OBJECTIVE | Your task is to extract every entry that follows word for word while excluding the pictures.
## begin EXCERPTED RECORDS
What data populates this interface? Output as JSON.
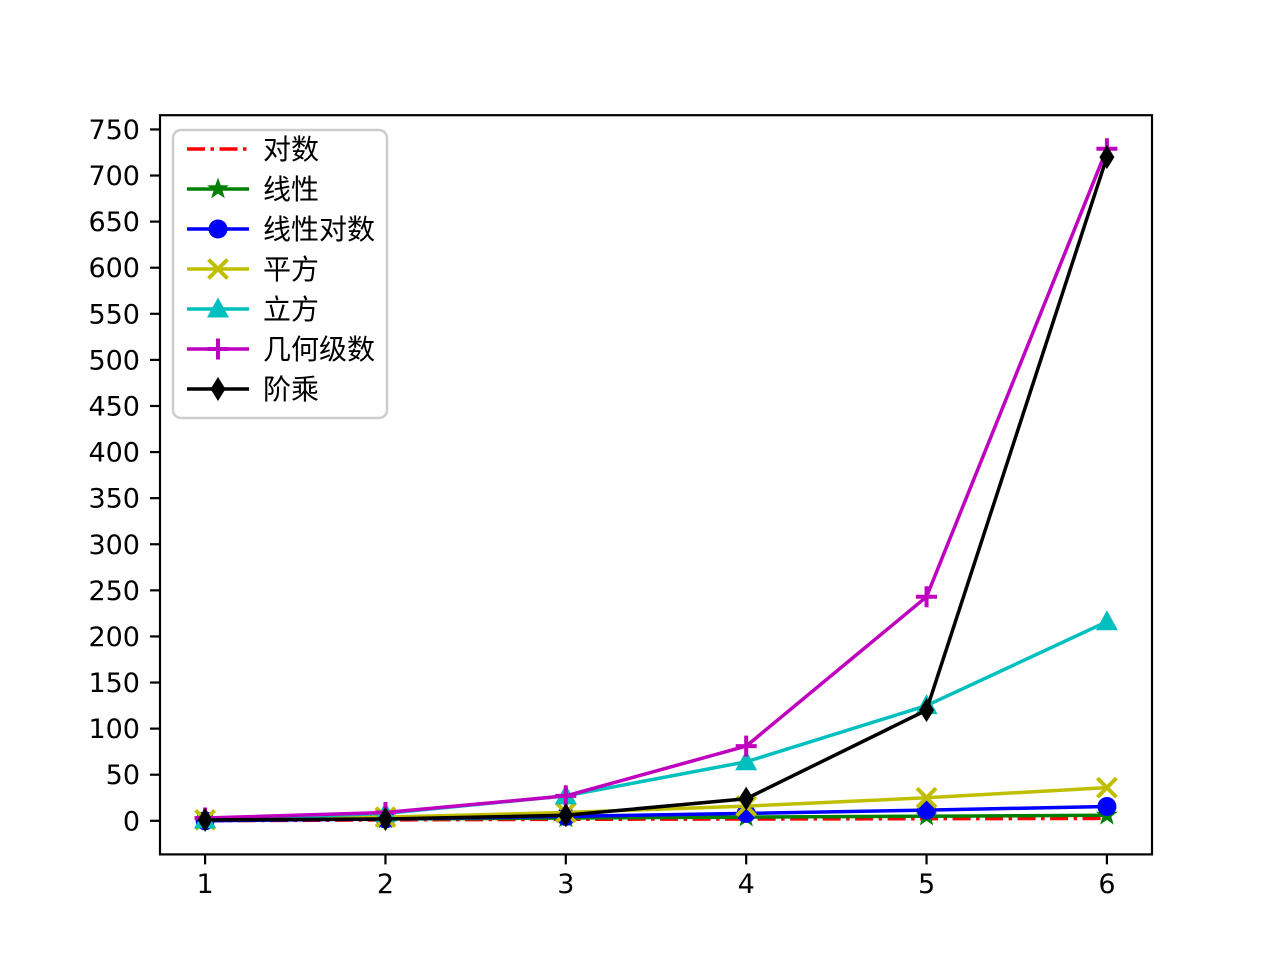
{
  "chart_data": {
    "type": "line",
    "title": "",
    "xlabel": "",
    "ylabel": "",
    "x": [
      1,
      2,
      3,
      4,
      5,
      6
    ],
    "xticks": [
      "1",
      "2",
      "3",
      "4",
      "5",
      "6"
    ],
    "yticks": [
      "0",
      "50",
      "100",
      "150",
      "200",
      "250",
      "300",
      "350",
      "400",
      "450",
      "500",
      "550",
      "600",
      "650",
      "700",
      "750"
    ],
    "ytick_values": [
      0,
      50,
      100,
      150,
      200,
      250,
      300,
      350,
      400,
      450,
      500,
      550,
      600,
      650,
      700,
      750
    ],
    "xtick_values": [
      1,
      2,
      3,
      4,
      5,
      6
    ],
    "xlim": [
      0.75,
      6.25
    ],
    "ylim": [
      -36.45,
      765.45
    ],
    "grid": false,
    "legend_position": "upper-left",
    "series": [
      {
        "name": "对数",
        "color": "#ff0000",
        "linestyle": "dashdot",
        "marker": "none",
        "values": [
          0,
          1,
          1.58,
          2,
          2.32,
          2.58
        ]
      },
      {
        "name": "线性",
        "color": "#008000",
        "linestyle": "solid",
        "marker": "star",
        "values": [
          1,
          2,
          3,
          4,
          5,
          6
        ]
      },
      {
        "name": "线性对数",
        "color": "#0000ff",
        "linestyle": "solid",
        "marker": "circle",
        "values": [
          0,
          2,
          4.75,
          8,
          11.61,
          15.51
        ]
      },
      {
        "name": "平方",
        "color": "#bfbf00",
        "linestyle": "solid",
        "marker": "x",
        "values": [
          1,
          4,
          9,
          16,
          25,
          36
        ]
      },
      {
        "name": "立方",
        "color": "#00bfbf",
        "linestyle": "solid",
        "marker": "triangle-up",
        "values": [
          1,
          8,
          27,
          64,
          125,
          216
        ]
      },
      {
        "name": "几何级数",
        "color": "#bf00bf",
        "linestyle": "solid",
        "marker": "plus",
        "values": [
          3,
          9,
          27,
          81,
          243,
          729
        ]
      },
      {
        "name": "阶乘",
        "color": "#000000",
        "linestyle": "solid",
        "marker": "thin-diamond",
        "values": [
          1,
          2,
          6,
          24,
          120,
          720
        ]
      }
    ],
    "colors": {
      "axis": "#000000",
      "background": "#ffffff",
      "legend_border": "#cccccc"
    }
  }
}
## end EXCERPTED RECORDS
ANSWER TO THIS EXERCISE |
What data populates this interface? Output as JSON.
{
  "chart_data": {
    "type": "line",
    "title": "",
    "xlabel": "",
    "ylabel": "",
    "x": [
      1,
      2,
      3,
      4,
      5,
      6
    ],
    "xticks": [
      "1",
      "2",
      "3",
      "4",
      "5",
      "6"
    ],
    "yticks": [
      "0",
      "50",
      "100",
      "150",
      "200",
      "250",
      "300",
      "350",
      "400",
      "450",
      "500",
      "550",
      "600",
      "650",
      "700",
      "750"
    ],
    "ytick_values": [
      0,
      50,
      100,
      150,
      200,
      250,
      300,
      350,
      400,
      450,
      500,
      550,
      600,
      650,
      700,
      750
    ],
    "xtick_values": [
      1,
      2,
      3,
      4,
      5,
      6
    ],
    "xlim": [
      0.75,
      6.25
    ],
    "ylim": [
      -36.45,
      765.45
    ],
    "grid": false,
    "legend_position": "upper-left",
    "series": [
      {
        "name": "对数",
        "color": "#ff0000",
        "linestyle": "dashdot",
        "marker": "none",
        "values": [
          0,
          1,
          1.58,
          2,
          2.32,
          2.58
        ]
      },
      {
        "name": "线性",
        "color": "#008000",
        "linestyle": "solid",
        "marker": "star",
        "values": [
          1,
          2,
          3,
          4,
          5,
          6
        ]
      },
      {
        "name": "线性对数",
        "color": "#0000ff",
        "linestyle": "solid",
        "marker": "circle",
        "values": [
          0,
          2,
          4.75,
          8,
          11.61,
          15.51
        ]
      },
      {
        "name": "平方",
        "color": "#bfbf00",
        "linestyle": "solid",
        "marker": "x",
        "values": [
          1,
          4,
          9,
          16,
          25,
          36
        ]
      },
      {
        "name": "立方",
        "color": "#00bfbf",
        "linestyle": "solid",
        "marker": "triangle-up",
        "values": [
          1,
          8,
          27,
          64,
          125,
          216
        ]
      },
      {
        "name": "几何级数",
        "color": "#bf00bf",
        "linestyle": "solid",
        "marker": "plus",
        "values": [
          3,
          9,
          27,
          81,
          243,
          729
        ]
      },
      {
        "name": "阶乘",
        "color": "#000000",
        "linestyle": "solid",
        "marker": "thin-diamond",
        "values": [
          1,
          2,
          6,
          24,
          120,
          720
        ]
      }
    ],
    "colors": {
      "axis": "#000000",
      "background": "#ffffff",
      "legend_border": "#cccccc"
    }
  }
}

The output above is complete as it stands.